Extract every line of the records below word for word, leaving out the pictures.

== == ==

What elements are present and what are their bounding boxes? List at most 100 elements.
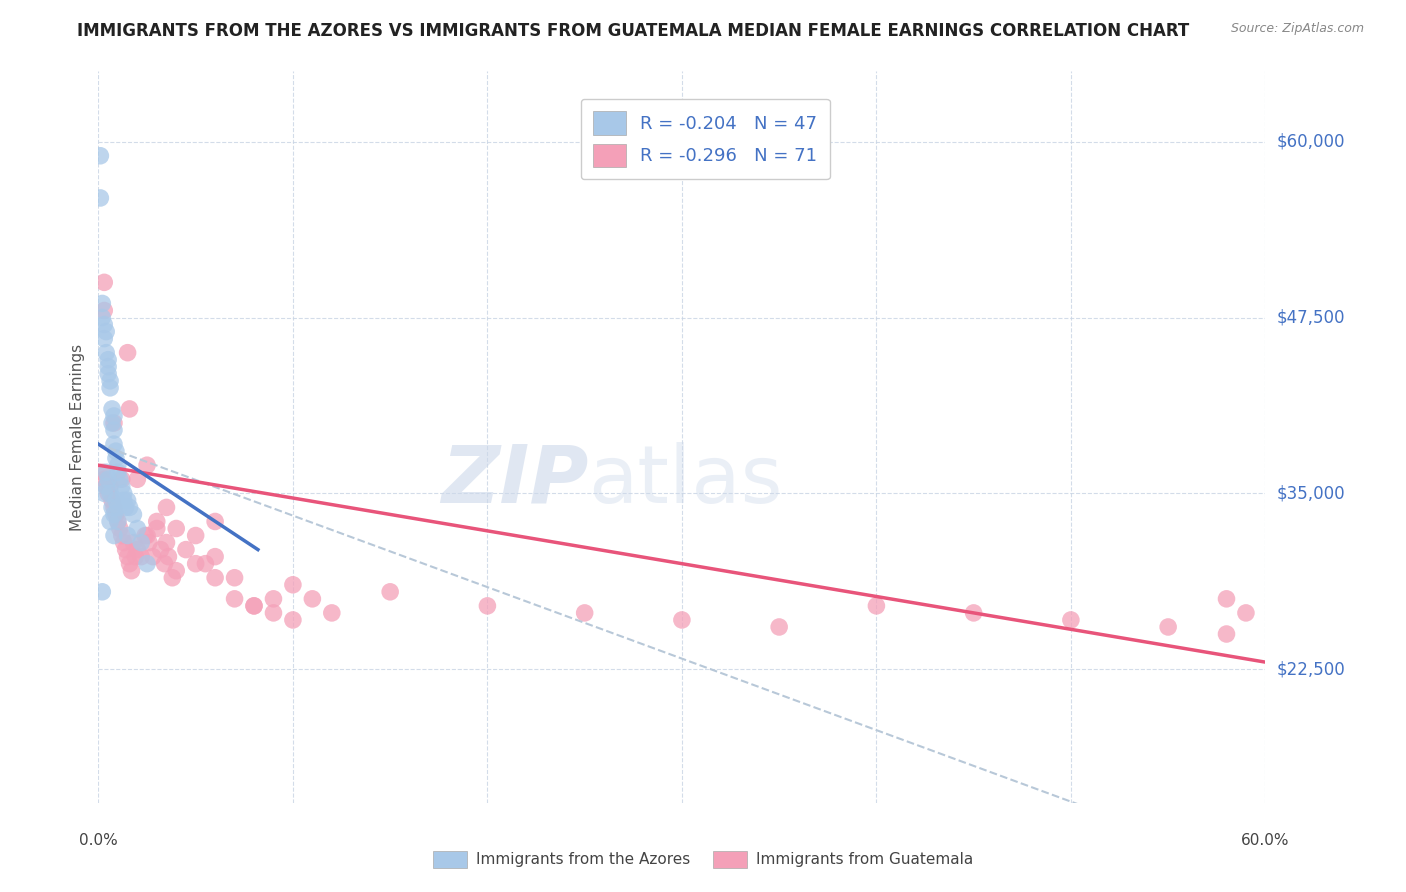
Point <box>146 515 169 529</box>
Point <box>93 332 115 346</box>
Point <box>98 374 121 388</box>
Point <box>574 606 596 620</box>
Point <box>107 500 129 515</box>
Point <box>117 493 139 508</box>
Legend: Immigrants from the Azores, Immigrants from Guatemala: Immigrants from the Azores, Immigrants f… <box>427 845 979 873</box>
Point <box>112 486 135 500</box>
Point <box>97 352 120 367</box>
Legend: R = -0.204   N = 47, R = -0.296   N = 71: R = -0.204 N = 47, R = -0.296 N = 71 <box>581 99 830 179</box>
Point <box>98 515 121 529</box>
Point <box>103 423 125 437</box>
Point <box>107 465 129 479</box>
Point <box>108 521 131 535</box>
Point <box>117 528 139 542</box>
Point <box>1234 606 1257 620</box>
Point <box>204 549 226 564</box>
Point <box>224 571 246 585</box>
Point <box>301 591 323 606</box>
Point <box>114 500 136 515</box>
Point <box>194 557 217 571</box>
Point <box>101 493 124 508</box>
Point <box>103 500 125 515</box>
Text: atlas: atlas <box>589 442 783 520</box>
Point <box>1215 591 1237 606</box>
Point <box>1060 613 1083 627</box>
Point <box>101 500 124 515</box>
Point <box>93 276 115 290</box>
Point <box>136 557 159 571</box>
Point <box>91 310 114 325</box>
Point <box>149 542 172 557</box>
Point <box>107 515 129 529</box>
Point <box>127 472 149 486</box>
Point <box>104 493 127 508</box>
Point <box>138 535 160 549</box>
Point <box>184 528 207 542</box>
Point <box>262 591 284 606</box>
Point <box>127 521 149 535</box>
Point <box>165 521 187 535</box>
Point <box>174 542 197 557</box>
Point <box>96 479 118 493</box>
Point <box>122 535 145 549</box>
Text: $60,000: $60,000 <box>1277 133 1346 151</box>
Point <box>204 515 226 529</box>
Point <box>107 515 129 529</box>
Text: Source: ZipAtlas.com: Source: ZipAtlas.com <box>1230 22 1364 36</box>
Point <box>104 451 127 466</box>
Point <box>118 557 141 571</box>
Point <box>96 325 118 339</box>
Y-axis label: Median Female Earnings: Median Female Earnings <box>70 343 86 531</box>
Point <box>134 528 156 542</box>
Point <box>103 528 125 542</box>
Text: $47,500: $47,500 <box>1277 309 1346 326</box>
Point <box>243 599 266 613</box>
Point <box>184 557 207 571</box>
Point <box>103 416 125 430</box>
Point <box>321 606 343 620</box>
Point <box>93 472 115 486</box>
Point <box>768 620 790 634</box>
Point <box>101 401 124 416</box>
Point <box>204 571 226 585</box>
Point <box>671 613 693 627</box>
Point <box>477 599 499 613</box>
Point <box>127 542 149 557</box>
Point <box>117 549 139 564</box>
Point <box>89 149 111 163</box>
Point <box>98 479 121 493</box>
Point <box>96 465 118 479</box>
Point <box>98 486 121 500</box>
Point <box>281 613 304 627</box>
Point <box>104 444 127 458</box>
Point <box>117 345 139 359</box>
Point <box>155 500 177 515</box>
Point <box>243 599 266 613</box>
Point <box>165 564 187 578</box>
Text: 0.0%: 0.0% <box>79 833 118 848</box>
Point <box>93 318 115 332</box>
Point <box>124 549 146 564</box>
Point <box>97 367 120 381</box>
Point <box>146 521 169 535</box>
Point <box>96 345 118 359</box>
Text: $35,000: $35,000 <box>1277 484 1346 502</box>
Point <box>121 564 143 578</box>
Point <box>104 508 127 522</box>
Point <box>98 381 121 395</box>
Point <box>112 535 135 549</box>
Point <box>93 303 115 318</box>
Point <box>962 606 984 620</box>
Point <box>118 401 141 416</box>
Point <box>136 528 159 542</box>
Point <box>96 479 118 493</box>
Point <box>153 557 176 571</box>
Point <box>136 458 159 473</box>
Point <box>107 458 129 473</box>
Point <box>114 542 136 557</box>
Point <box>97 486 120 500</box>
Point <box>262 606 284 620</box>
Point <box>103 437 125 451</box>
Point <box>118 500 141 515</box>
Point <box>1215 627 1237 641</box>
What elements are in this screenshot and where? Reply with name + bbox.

== == ==

◆ Solved exercise
What elements are present and what are their bounding boxes? List at most 100 elements.
Point <box>146 515 169 529</box>
Point <box>93 332 115 346</box>
Point <box>98 374 121 388</box>
Point <box>574 606 596 620</box>
Point <box>107 500 129 515</box>
Point <box>117 493 139 508</box>
Legend: Immigrants from the Azores, Immigrants from Guatemala: Immigrants from the Azores, Immigrants f… <box>427 845 979 873</box>
Point <box>112 486 135 500</box>
Point <box>97 352 120 367</box>
Legend: R = -0.204   N = 47, R = -0.296   N = 71: R = -0.204 N = 47, R = -0.296 N = 71 <box>581 99 830 179</box>
Point <box>98 515 121 529</box>
Point <box>103 423 125 437</box>
Point <box>107 465 129 479</box>
Point <box>108 521 131 535</box>
Point <box>117 528 139 542</box>
Point <box>1234 606 1257 620</box>
Point <box>204 549 226 564</box>
Point <box>224 571 246 585</box>
Point <box>301 591 323 606</box>
Point <box>114 500 136 515</box>
Point <box>194 557 217 571</box>
Point <box>101 493 124 508</box>
Point <box>103 500 125 515</box>
Text: atlas: atlas <box>589 442 783 520</box>
Point <box>1215 591 1237 606</box>
Point <box>1060 613 1083 627</box>
Point <box>101 500 124 515</box>
Point <box>93 276 115 290</box>
Point <box>136 557 159 571</box>
Point <box>91 310 114 325</box>
Point <box>149 542 172 557</box>
Point <box>107 515 129 529</box>
Point <box>127 472 149 486</box>
Point <box>104 493 127 508</box>
Point <box>138 535 160 549</box>
Point <box>184 528 207 542</box>
Point <box>262 591 284 606</box>
Point <box>127 521 149 535</box>
Point <box>165 521 187 535</box>
Point <box>174 542 197 557</box>
Point <box>96 479 118 493</box>
Point <box>122 535 145 549</box>
Text: $60,000: $60,000 <box>1277 133 1346 151</box>
Point <box>204 515 226 529</box>
Point <box>107 515 129 529</box>
Text: Source: ZipAtlas.com: Source: ZipAtlas.com <box>1230 22 1364 36</box>
Point <box>104 451 127 466</box>
Point <box>118 557 141 571</box>
Point <box>96 325 118 339</box>
Y-axis label: Median Female Earnings: Median Female Earnings <box>70 343 86 531</box>
Point <box>134 528 156 542</box>
Point <box>103 528 125 542</box>
Text: $47,500: $47,500 <box>1277 309 1346 326</box>
Point <box>243 599 266 613</box>
Point <box>184 557 207 571</box>
Point <box>103 416 125 430</box>
Point <box>321 606 343 620</box>
Point <box>93 472 115 486</box>
Point <box>768 620 790 634</box>
Point <box>101 401 124 416</box>
Point <box>204 571 226 585</box>
Point <box>671 613 693 627</box>
Point <box>477 599 499 613</box>
Point <box>127 542 149 557</box>
Point <box>117 549 139 564</box>
Point <box>89 149 111 163</box>
Point <box>98 479 121 493</box>
Point <box>96 465 118 479</box>
Point <box>98 486 121 500</box>
Point <box>281 613 304 627</box>
Point <box>104 444 127 458</box>
Point <box>117 345 139 359</box>
Point <box>155 500 177 515</box>
Point <box>243 599 266 613</box>
Point <box>165 564 187 578</box>
Text: 0.0%: 0.0% <box>79 833 118 848</box>
Point <box>93 318 115 332</box>
Point <box>124 549 146 564</box>
Point <box>97 367 120 381</box>
Point <box>146 521 169 535</box>
Point <box>96 345 118 359</box>
Text: $35,000: $35,000 <box>1277 484 1346 502</box>
Point <box>121 564 143 578</box>
Point <box>104 508 127 522</box>
Point <box>98 381 121 395</box>
Point <box>112 535 135 549</box>
Point <box>93 303 115 318</box>
Point <box>962 606 984 620</box>
Point <box>118 401 141 416</box>
Point <box>136 528 159 542</box>
Point <box>96 479 118 493</box>
Point <box>153 557 176 571</box>
Point <box>136 458 159 473</box>
Point <box>107 458 129 473</box>
Point <box>114 542 136 557</box>
Point <box>97 486 120 500</box>
Point <box>262 606 284 620</box>
Point <box>103 437 125 451</box>
Point <box>118 500 141 515</box>
Point <box>1215 627 1237 641</box>
What elements are in this screenshot and where? Reply with name + bbox.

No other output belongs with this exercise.